# start of Entries provided

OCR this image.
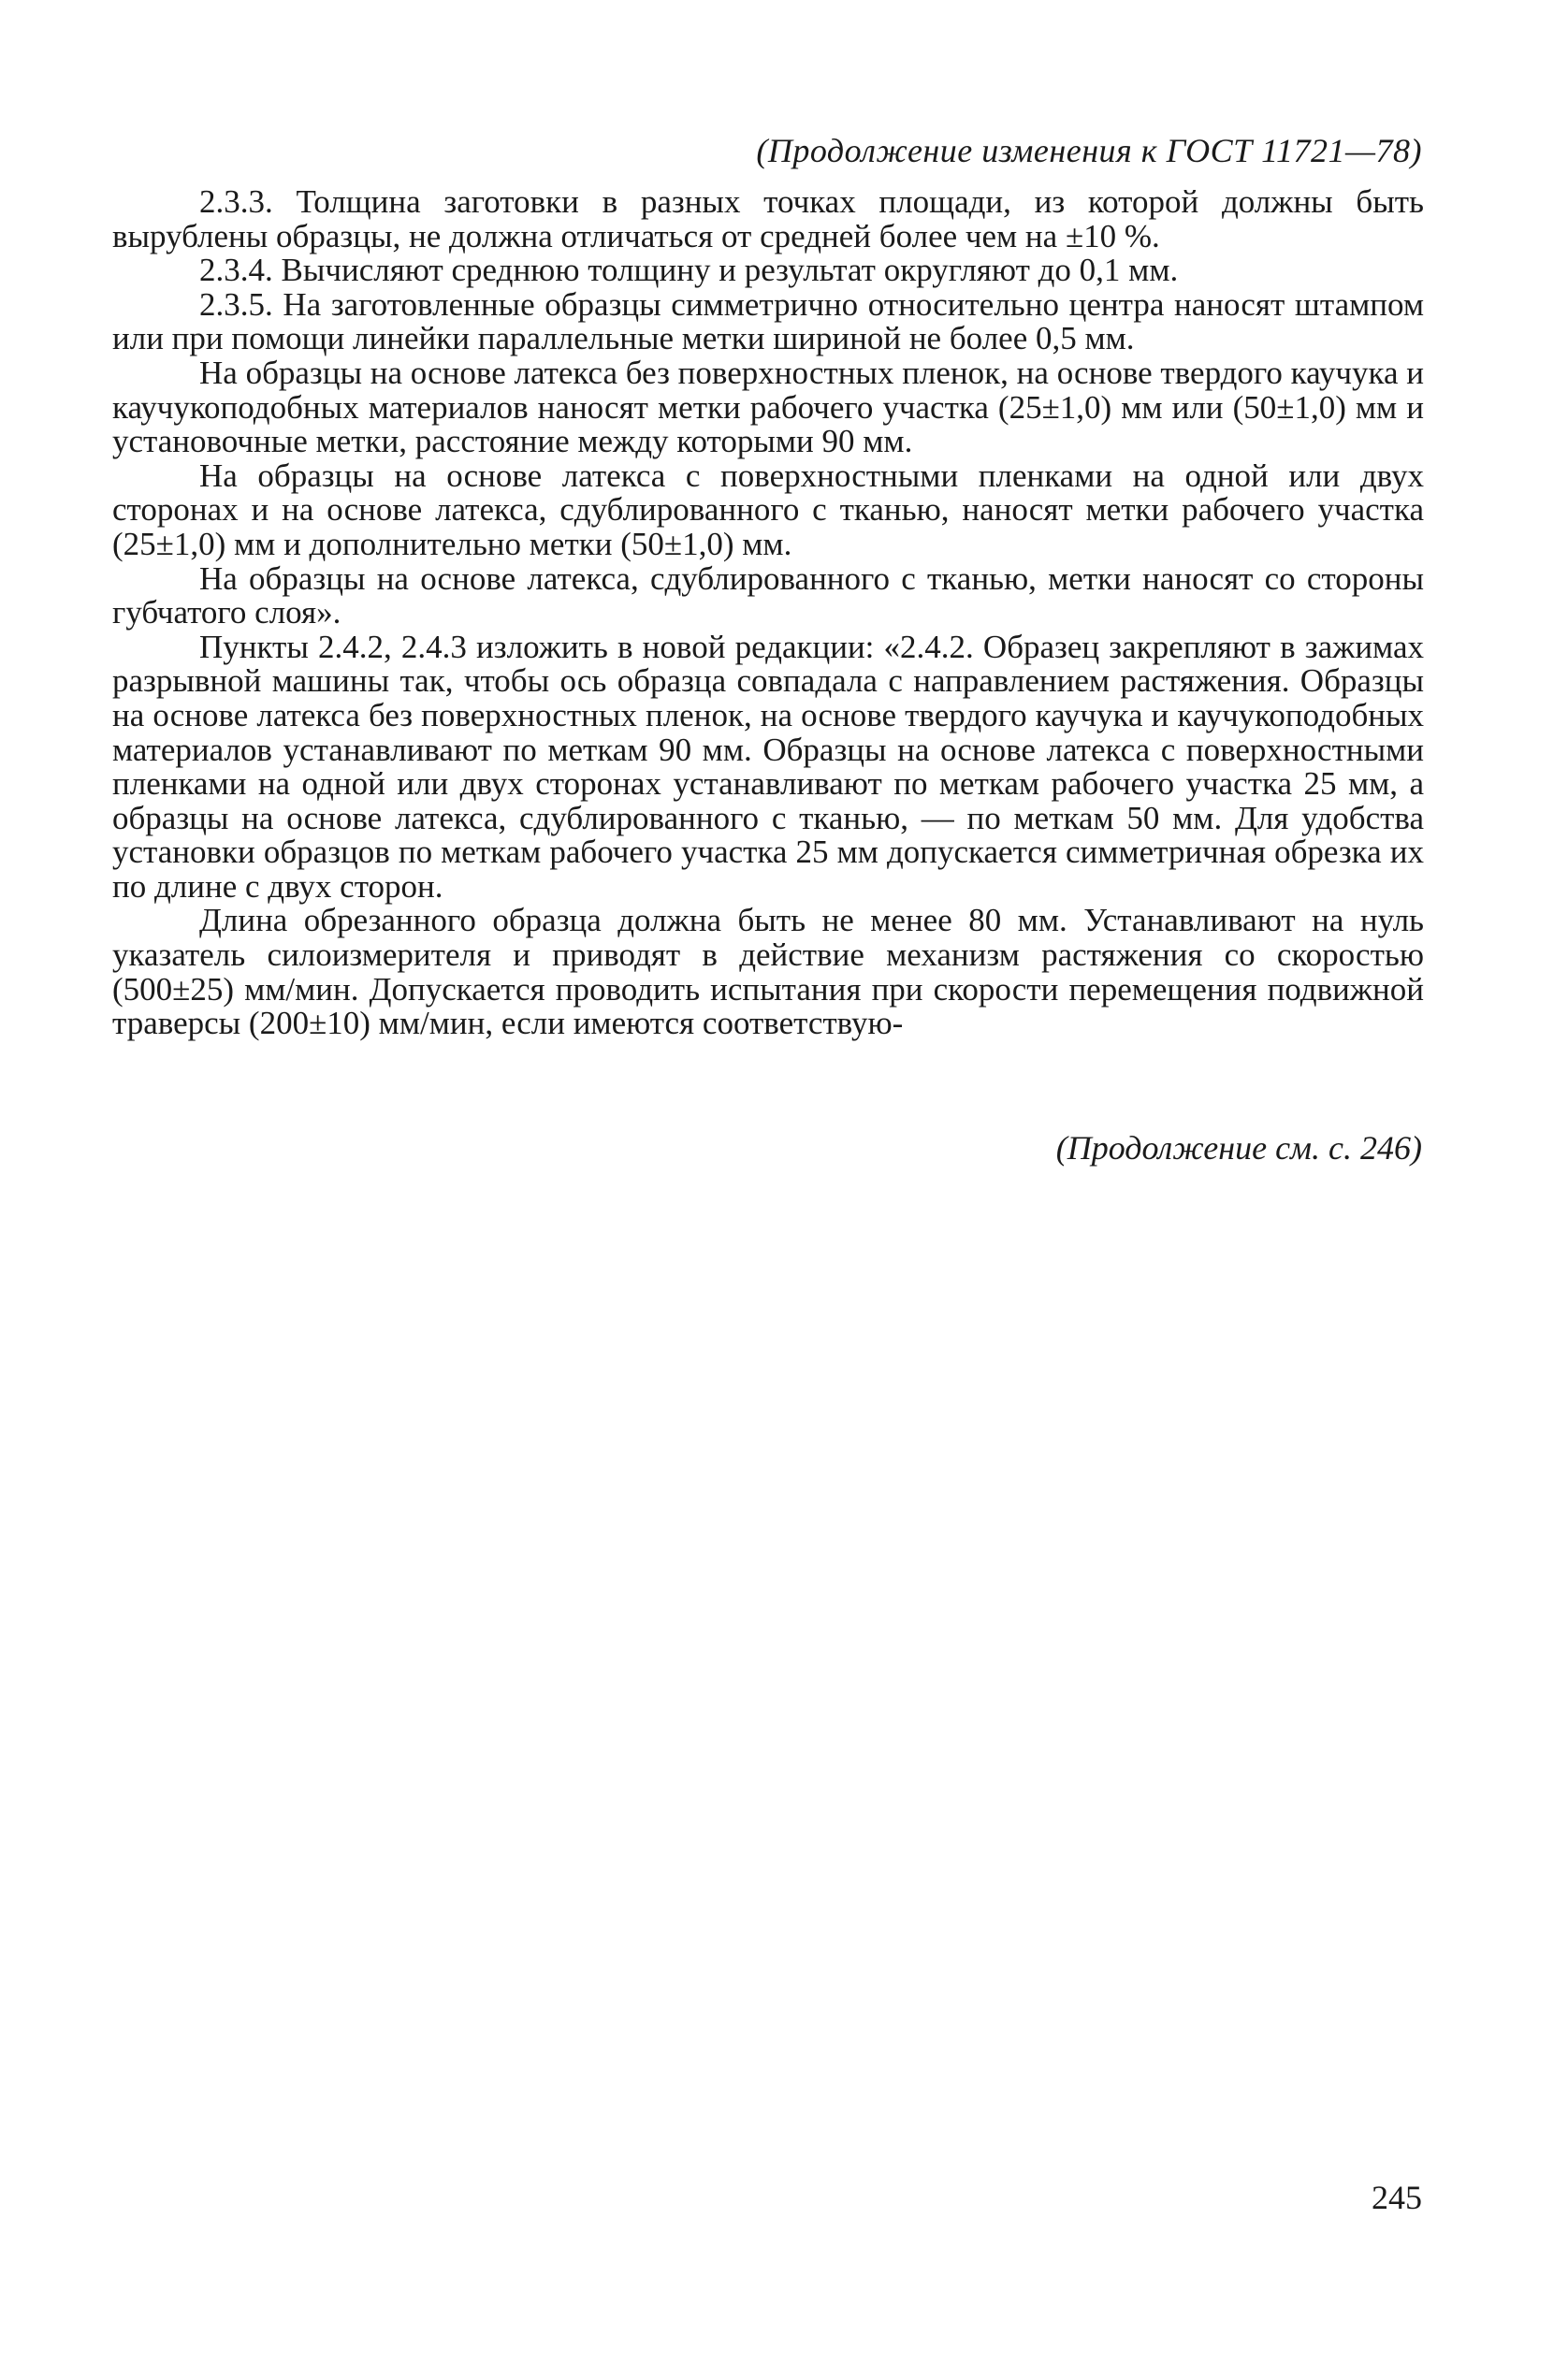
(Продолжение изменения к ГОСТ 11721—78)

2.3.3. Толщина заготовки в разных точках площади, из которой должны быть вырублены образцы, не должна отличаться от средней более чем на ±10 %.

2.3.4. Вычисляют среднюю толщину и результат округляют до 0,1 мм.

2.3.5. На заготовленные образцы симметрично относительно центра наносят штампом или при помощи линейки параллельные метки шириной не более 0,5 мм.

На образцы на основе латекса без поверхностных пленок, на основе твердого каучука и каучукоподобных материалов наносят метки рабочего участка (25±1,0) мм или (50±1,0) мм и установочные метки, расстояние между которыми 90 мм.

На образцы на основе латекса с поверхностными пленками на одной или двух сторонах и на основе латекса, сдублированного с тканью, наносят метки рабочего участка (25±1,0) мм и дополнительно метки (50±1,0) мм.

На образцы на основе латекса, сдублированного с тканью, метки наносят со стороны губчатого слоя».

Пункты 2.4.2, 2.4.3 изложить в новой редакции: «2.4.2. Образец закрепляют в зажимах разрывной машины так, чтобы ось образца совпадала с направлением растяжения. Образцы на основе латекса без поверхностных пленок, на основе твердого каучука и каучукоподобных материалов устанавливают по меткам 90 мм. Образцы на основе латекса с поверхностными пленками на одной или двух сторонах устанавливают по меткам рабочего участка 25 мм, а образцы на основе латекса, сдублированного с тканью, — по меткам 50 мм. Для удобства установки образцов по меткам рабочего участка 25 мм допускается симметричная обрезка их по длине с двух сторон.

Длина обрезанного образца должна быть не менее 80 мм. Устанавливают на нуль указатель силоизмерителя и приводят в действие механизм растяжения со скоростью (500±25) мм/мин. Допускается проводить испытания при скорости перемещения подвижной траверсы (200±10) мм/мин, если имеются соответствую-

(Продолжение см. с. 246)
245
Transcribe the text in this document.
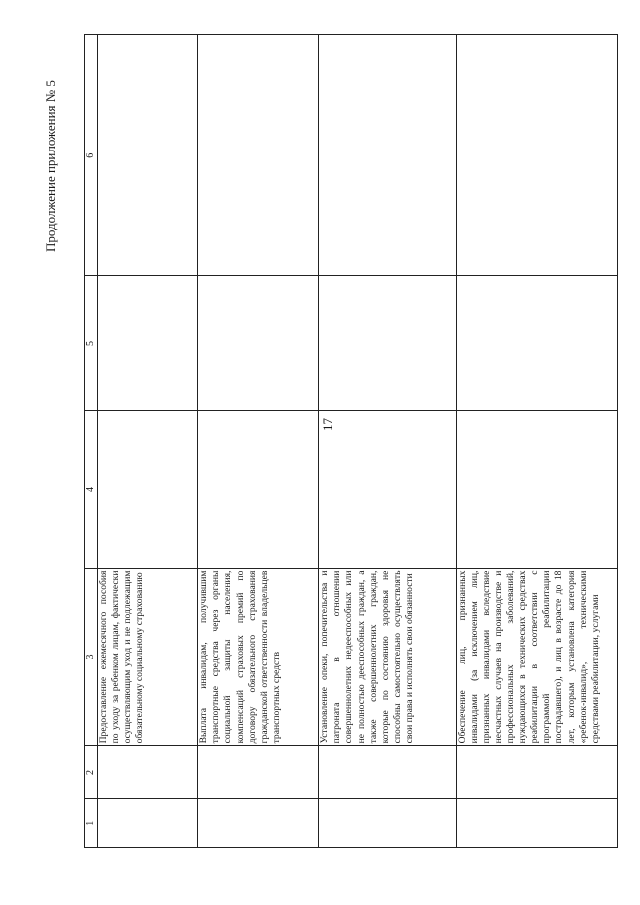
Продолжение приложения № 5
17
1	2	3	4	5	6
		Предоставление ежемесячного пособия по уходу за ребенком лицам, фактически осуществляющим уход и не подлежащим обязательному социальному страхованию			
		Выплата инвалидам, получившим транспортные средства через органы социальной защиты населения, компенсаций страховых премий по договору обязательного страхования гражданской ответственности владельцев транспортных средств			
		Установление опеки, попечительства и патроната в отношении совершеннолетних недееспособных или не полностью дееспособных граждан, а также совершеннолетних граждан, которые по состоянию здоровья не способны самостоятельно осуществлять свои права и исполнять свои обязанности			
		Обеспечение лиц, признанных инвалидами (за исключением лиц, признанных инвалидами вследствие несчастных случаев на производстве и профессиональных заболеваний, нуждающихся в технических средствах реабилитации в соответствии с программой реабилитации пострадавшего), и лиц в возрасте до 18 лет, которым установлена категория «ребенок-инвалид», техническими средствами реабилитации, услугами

# end of Entries provided

§ **Job**: Gather all the lines that include the word "более" and copy them out.

§ **The result**:
2.3.3. Толщина заготовки в разных точках площади, из которой должны быть вырублены образцы, не должна отличаться от средней более чем на ±10 %.
2.3.5. На заготовленные образцы симметрично относительно центра наносят штампом или при помощи линейки параллельные метки шириной не более 0,5 мм.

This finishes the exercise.